→ **Task description**:
Extract every line of the material that holds the string "Wind".

→ **Source records**:

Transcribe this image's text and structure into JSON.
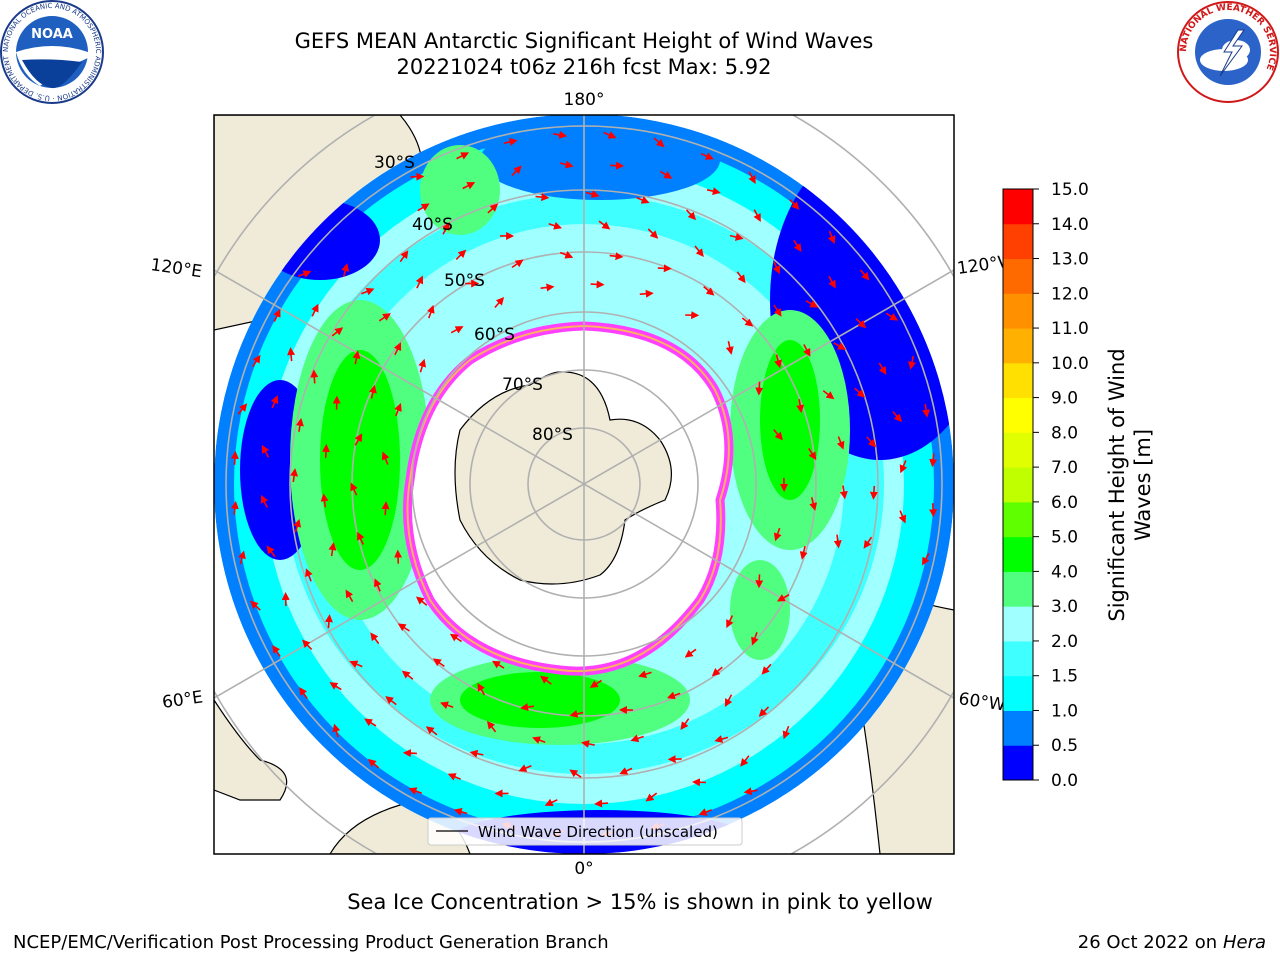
{
  "header": {
    "title_line1": "GEFS MEAN Antarctic Significant Height of Wind Waves",
    "title_line2": "20221024 t06z 216h fcst   Max: 5.92"
  },
  "logos": {
    "left": {
      "icon": "noaa-logo-icon",
      "text": "NOAA",
      "ring_text": "NATIONAL OCEANIC AND ATMOSPHERIC ADMINISTRATION · U.S. DEPARTMENT OF COMMERCE"
    },
    "right": {
      "icon": "nws-logo-icon",
      "ring_text": "NATIONAL WEATHER SERVICE"
    }
  },
  "map": {
    "projection": "south-polar-stereographic",
    "longitude_labels": [
      "180°",
      "120°E",
      "120°W",
      "60°E",
      "60°W",
      "0°"
    ],
    "latitude_labels": [
      "30°S",
      "40°S",
      "50°S",
      "60°S",
      "70°S",
      "80°S"
    ],
    "legend_label": "Wind Wave Direction (unscaled)",
    "colors": {
      "land": "#efebd8",
      "ice": "#ffffff",
      "arrow": "#ff0000",
      "grid": "#b0b0b0"
    }
  },
  "colorbar": {
    "label_line1": "Significant Height of Wind",
    "label_line2": "Waves [m]",
    "ticks": [
      "0.0",
      "0.5",
      "1.0",
      "1.5",
      "2.0",
      "3.0",
      "4.0",
      "5.0",
      "6.0",
      "7.0",
      "8.0",
      "9.0",
      "10.0",
      "11.0",
      "12.0",
      "13.0",
      "14.0",
      "15.0"
    ],
    "colors": [
      "#0000ff",
      "#0080ff",
      "#00ffff",
      "#40ffff",
      "#a0ffff",
      "#50ff80",
      "#00ff00",
      "#60ff00",
      "#c0ff00",
      "#e0ff00",
      "#ffff00",
      "#ffe000",
      "#ffb000",
      "#ff9000",
      "#ff6a00",
      "#ff4000",
      "#ff0000"
    ]
  },
  "caption": "Sea Ice Concentration > 15% is shown in pink to yellow",
  "footer": {
    "left": "NCEP/EMC/Verification Post Processing Product Generation Branch",
    "right_prefix": "26 Oct 2022 on ",
    "right_host": "Hera"
  }
}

→ **Written reply**:
    "title_line1": "GEFS MEAN Antarctic Significant Height of Wind Waves",
    "legend_label": "Wind Wave Direction (unscaled)",
    "label_line1": "Significant Height of Wind",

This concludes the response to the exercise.